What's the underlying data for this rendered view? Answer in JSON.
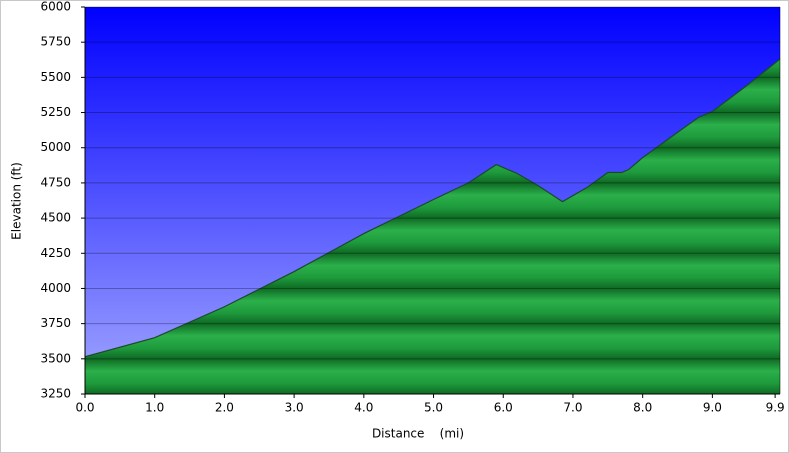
{
  "chart_data": {
    "type": "area",
    "xlabel": "Distance    (mi)",
    "ylabel": "Elevation (ft)",
    "x": [
      0,
      1.0,
      2.0,
      3.0,
      4.0,
      5.0,
      5.5,
      5.9,
      6.2,
      6.5,
      6.85,
      7.2,
      7.5,
      7.7,
      7.8,
      8.0,
      8.5,
      8.8,
      9.0,
      9.5,
      9.97
    ],
    "series": [
      {
        "name": "Elevation",
        "color": "#1e9a3c",
        "values": [
          3515,
          3650,
          3870,
          4120,
          4390,
          4632,
          4750,
          4880,
          4817,
          4731,
          4617,
          4717,
          4824,
          4824,
          4845,
          4930,
          5109,
          5215,
          5258,
          5444,
          5630
        ]
      }
    ],
    "xlim": [
      0,
      9.97
    ],
    "ylim": [
      3250,
      6000
    ],
    "xticks": [
      {
        "value": 0,
        "label": "0.0"
      },
      {
        "value": 1,
        "label": "1.0"
      },
      {
        "value": 2,
        "label": "2.0"
      },
      {
        "value": 3,
        "label": "3.0"
      },
      {
        "value": 4,
        "label": "4.0"
      },
      {
        "value": 5,
        "label": "5.0"
      },
      {
        "value": 6,
        "label": "6.0"
      },
      {
        "value": 7,
        "label": "7.0"
      },
      {
        "value": 8,
        "label": "8.0"
      },
      {
        "value": 9,
        "label": "9.0"
      },
      9.9
    ],
    "yticks": [
      3250,
      3500,
      3750,
      4000,
      4250,
      4500,
      4750,
      5000,
      5250,
      5500,
      5750,
      6000
    ],
    "grid": true
  }
}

**Task prompt**. Strip the images and reproduce the remaining records precisely.

**Solved problem**.
What's the underlying data for this rendered view? Answer in JSON.
{
  "chart_data": {
    "type": "area",
    "xlabel": "Distance    (mi)",
    "ylabel": "Elevation (ft)",
    "x": [
      0,
      1.0,
      2.0,
      3.0,
      4.0,
      5.0,
      5.5,
      5.9,
      6.2,
      6.5,
      6.85,
      7.2,
      7.5,
      7.7,
      7.8,
      8.0,
      8.5,
      8.8,
      9.0,
      9.5,
      9.97
    ],
    "series": [
      {
        "name": "Elevation",
        "color": "#1e9a3c",
        "values": [
          3515,
          3650,
          3870,
          4120,
          4390,
          4632,
          4750,
          4880,
          4817,
          4731,
          4617,
          4717,
          4824,
          4824,
          4845,
          4930,
          5109,
          5215,
          5258,
          5444,
          5630
        ]
      }
    ],
    "xlim": [
      0,
      9.97
    ],
    "ylim": [
      3250,
      6000
    ],
    "xticks": [
      {
        "value": 0,
        "label": "0.0"
      },
      {
        "value": 1,
        "label": "1.0"
      },
      {
        "value": 2,
        "label": "2.0"
      },
      {
        "value": 3,
        "label": "3.0"
      },
      {
        "value": 4,
        "label": "4.0"
      },
      {
        "value": 5,
        "label": "5.0"
      },
      {
        "value": 6,
        "label": "6.0"
      },
      {
        "value": 7,
        "label": "7.0"
      },
      {
        "value": 8,
        "label": "8.0"
      },
      {
        "value": 9,
        "label": "9.0"
      },
      9.9
    ],
    "yticks": [
      3250,
      3500,
      3750,
      4000,
      4250,
      4500,
      4750,
      5000,
      5250,
      5500,
      5750,
      6000
    ],
    "grid": true
  }
}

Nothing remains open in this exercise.